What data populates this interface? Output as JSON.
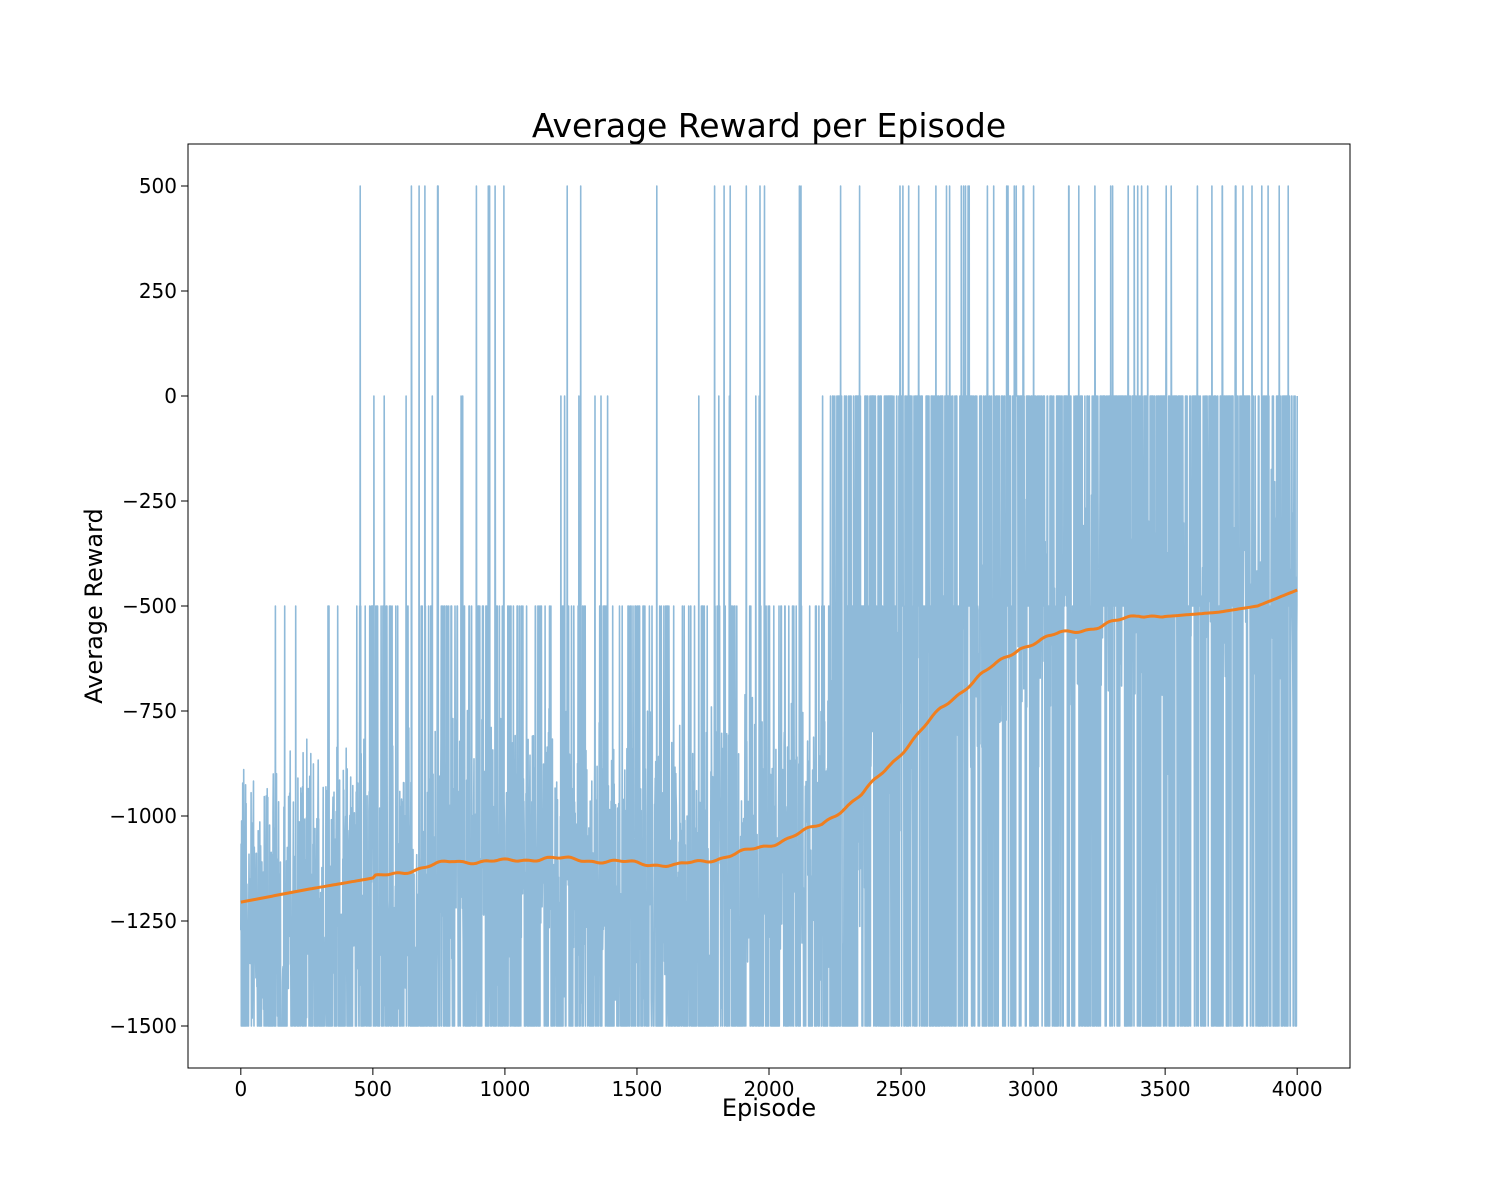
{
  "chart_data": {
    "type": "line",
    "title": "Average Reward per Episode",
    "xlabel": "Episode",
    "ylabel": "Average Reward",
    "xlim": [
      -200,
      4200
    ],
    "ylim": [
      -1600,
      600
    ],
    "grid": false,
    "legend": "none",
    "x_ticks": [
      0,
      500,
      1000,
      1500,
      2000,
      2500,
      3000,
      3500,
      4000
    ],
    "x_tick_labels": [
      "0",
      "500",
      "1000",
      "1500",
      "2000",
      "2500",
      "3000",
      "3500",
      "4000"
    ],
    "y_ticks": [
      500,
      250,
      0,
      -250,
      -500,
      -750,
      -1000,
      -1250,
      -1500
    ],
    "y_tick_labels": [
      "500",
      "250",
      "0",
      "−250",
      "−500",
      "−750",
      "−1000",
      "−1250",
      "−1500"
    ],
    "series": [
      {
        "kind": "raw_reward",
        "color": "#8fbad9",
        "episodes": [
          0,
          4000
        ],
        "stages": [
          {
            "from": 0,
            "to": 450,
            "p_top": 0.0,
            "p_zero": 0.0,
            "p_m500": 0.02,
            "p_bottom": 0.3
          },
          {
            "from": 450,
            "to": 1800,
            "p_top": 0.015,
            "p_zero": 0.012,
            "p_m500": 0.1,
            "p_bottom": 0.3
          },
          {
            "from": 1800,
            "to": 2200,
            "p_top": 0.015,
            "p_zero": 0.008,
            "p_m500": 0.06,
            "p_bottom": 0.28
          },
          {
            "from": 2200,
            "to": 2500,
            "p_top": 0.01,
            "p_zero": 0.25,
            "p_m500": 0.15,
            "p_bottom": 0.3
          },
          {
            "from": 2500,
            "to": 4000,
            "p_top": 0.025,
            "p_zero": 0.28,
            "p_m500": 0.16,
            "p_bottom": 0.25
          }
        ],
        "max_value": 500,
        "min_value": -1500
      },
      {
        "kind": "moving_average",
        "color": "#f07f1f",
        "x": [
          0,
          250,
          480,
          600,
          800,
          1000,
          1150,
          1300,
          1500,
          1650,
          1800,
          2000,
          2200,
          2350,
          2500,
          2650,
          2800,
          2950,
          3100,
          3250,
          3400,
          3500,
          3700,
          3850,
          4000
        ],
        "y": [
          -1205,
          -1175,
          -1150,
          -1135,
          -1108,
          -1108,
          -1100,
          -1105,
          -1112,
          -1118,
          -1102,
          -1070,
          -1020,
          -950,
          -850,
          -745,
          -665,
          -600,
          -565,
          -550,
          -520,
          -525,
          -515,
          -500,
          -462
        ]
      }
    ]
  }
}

————————

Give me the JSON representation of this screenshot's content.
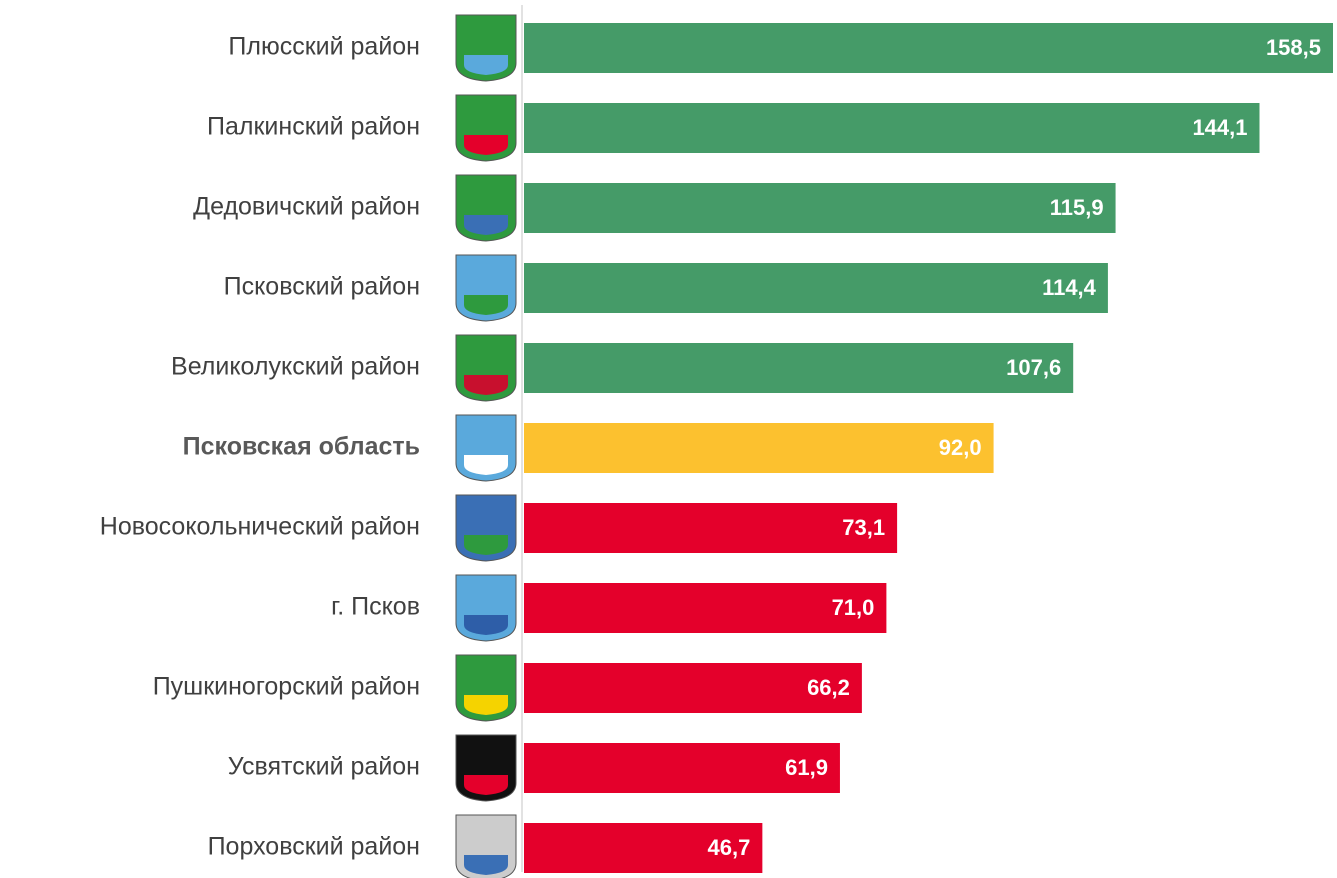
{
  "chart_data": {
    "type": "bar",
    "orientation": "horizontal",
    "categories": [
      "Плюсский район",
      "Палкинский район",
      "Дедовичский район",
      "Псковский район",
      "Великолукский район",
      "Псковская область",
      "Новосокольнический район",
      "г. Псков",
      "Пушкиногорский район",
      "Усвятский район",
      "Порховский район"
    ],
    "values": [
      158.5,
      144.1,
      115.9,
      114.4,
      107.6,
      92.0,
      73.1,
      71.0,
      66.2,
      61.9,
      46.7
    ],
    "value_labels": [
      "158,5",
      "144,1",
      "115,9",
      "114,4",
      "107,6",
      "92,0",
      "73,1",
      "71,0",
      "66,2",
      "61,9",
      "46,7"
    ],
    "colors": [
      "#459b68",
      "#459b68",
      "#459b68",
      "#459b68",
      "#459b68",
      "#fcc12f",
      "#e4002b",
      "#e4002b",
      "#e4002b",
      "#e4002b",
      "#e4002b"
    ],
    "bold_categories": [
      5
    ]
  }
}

————————

■ **Objective**:
Report back each line of the entries that holds the string "this".

■ **Task response**:
What data populates this interface? Output as JSON.
Give me the JSON representation of this screenshot's content.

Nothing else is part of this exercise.